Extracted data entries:
# # # # #

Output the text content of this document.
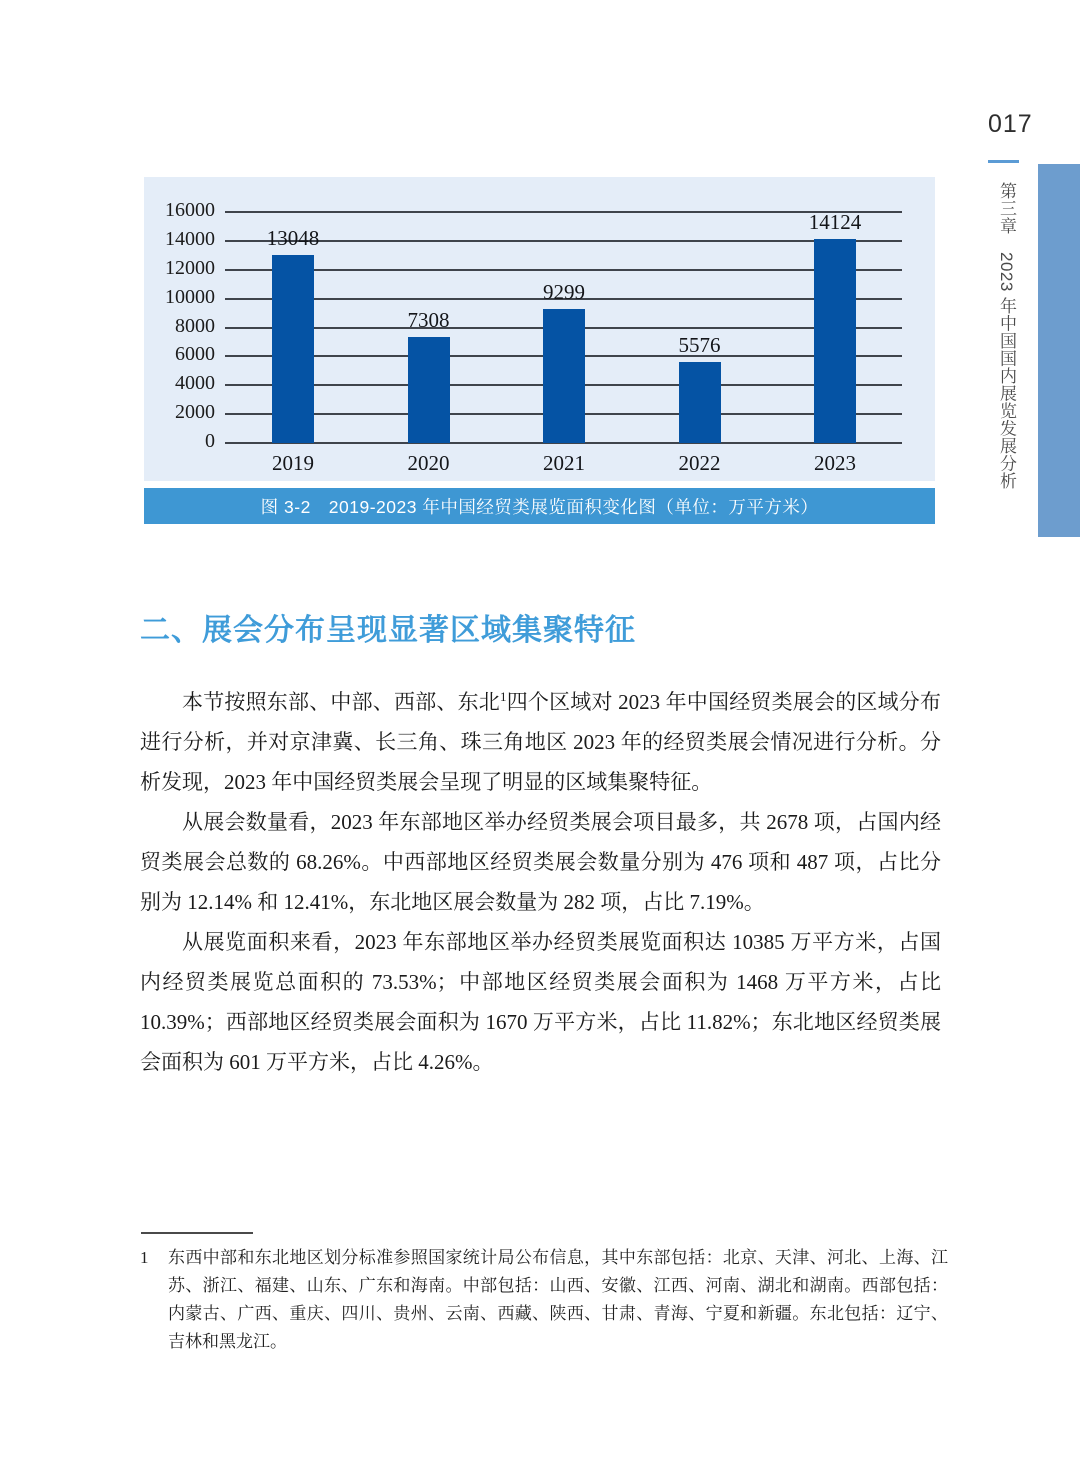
017
第三章　2023 年中国国内展览发展分析
0
2000
4000
6000
8000
10000
12000
14000
16000
13048
2019
7308
2020
9299
2021
5576
2022
14124
2023
图 3-2　2019-2023 年中国经贸类展览面积变化图（单位：万平方米）
二、展会分布呈现显著区域集聚特征

本节按照东部、中部、西部、东北$^1$四个区域对 2023 年中国经贸类展会的区域分布进行分析，并对京津冀、长三角、珠三角地区 2023 年的经贸类展会情况进行分析。分析发现，2023 年中国经贸类展会呈现了明显的区域集聚特征。

从展会数量看，2023 年东部地区举办经贸类展会项目最多，共 2678 项，占国内经贸类展会总数的 68.26%。中西部地区经贸类展会数量分别为 476 项和 487 项，占比分别为 12.14% 和 12.41%，东北地区展会数量为 282 项，占比 7.19%。

从展览面积来看，2023 年东部地区举办经贸类展览面积达 10385 万平方米，占国内经贸类展览总面积的 73.53%；中部地区经贸类展会面积为 1468 万平方米，占比 10.39%；西部地区经贸类展会面积为 1670 万平方米，占比 11.82%；东北地区经贸类展会面积为 601 万平方米，占比 4.26%。

1	东西中部和东北地区划分标准参照国家统计局公布信息，其中东部包括：北京、天津、河北、上海、江苏、浙江、福建、山东、广东和海南。中部包括：山西、安徽、江西、河南、湖北和湖南。西部包括：内蒙古、广西、重庆、四川、贵州、云南、西藏、陕西、甘肃、青海、宁夏和新疆。东北包括：辽宁、吉林和黑龙江。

# # # # #

● PROMPT
Write out every line above exactly as it is, leaving out the pictures.

● OUTPUT FOR THIS TASK
Output the text content of this document.
017
第三章　2023 年中国国内展览发展分析
0
2000
4000
6000
8000
10000
12000
14000
16000
13048
2019
7308
2020
9299
2021
5576
2022
14124
2023
图 3-2　2019-2023 年中国经贸类展览面积变化图（单位：万平方米）
二、展会分布呈现显著区域集聚特征

本节按照东部、中部、西部、东北$^1$四个区域对 2023 年中国经贸类展会的区域分布进行分析，并对京津冀、长三角、珠三角地区 2023 年的经贸类展会情况进行分析。分析发现，2023 年中国经贸类展会呈现了明显的区域集聚特征。

从展会数量看，2023 年东部地区举办经贸类展会项目最多，共 2678 项，占国内经贸类展会总数的 68.26%。中西部地区经贸类展会数量分别为 476 项和 487 项，占比分别为 12.14% 和 12.41%，东北地区展会数量为 282 项，占比 7.19%。

从展览面积来看，2023 年东部地区举办经贸类展览面积达 10385 万平方米，占国内经贸类展览总面积的 73.53%；中部地区经贸类展会面积为 1468 万平方米，占比 10.39%；西部地区经贸类展会面积为 1670 万平方米，占比 11.82%；东北地区经贸类展会面积为 601 万平方米，占比 4.26%。

1	东西中部和东北地区划分标准参照国家统计局公布信息，其中东部包括：北京、天津、河北、上海、江苏、浙江、福建、山东、广东和海南。中部包括：山西、安徽、江西、河南、湖北和湖南。西部包括：内蒙古、广西、重庆、四川、贵州、云南、西藏、陕西、甘肃、青海、宁夏和新疆。东北包括：辽宁、吉林和黑龙江。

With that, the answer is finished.